Problem details:
Provide only the number of lines in the data below that contain the word "沒有伴侶".

Supplied material:
* START *
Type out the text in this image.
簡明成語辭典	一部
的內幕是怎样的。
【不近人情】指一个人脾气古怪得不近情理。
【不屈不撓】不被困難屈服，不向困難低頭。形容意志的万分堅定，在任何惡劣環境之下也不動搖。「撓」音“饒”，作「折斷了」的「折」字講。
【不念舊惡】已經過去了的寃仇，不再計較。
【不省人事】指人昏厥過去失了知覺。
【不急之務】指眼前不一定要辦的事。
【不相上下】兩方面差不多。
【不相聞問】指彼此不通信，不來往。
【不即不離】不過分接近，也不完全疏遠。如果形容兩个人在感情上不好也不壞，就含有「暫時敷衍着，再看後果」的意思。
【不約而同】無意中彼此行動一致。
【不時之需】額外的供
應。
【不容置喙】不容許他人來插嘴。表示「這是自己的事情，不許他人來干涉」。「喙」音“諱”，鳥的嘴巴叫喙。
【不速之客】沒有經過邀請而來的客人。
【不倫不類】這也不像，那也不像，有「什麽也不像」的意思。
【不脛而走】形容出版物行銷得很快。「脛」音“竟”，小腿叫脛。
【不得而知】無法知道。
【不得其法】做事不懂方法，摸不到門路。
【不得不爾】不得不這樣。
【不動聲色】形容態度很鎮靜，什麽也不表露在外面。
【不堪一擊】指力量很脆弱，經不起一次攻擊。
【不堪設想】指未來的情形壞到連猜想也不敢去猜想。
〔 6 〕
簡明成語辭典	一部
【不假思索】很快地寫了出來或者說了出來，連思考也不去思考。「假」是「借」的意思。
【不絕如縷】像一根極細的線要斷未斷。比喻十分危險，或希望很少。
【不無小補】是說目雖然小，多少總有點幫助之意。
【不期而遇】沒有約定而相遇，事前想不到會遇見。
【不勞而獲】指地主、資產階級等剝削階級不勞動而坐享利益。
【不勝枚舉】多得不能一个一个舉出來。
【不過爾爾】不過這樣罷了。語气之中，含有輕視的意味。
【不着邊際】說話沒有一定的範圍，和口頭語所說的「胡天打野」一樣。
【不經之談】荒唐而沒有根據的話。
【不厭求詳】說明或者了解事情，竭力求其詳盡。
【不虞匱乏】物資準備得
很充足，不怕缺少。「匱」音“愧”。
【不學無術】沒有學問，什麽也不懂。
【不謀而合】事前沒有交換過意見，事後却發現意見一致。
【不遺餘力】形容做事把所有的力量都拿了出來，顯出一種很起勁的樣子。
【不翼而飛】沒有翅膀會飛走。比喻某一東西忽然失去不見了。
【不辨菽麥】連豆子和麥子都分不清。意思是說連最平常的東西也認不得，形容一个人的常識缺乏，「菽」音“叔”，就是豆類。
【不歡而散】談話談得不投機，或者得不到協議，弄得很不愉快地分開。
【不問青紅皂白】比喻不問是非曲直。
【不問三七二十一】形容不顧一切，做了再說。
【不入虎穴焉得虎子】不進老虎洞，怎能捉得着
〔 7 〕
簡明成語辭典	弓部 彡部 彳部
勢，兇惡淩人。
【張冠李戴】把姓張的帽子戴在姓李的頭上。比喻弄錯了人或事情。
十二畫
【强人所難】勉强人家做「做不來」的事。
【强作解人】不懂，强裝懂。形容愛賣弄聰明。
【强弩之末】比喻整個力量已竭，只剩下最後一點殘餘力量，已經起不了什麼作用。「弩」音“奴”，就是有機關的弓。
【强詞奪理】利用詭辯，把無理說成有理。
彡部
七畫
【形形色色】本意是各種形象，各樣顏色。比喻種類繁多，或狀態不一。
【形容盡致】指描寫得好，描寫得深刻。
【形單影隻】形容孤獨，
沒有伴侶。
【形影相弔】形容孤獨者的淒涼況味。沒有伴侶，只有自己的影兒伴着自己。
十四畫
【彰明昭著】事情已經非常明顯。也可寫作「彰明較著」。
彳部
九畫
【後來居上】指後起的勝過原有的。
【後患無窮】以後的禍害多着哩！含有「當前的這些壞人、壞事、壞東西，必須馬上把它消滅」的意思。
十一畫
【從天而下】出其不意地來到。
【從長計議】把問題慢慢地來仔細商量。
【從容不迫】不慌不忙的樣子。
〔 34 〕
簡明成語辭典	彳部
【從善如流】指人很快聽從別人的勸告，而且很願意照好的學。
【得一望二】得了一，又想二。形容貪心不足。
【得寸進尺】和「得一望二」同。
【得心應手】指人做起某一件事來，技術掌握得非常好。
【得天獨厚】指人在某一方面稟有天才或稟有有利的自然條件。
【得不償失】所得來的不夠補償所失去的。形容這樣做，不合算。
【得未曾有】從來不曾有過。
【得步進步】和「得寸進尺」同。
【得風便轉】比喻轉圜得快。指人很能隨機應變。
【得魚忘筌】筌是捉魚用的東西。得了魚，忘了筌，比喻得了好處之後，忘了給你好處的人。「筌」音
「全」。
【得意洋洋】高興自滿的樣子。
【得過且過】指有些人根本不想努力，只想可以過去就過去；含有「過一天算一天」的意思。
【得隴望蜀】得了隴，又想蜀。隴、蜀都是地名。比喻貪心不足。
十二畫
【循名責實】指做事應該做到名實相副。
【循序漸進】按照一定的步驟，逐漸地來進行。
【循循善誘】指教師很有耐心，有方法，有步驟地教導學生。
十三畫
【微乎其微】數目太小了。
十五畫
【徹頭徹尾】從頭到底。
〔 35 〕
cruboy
* END *
Exercise answer:
2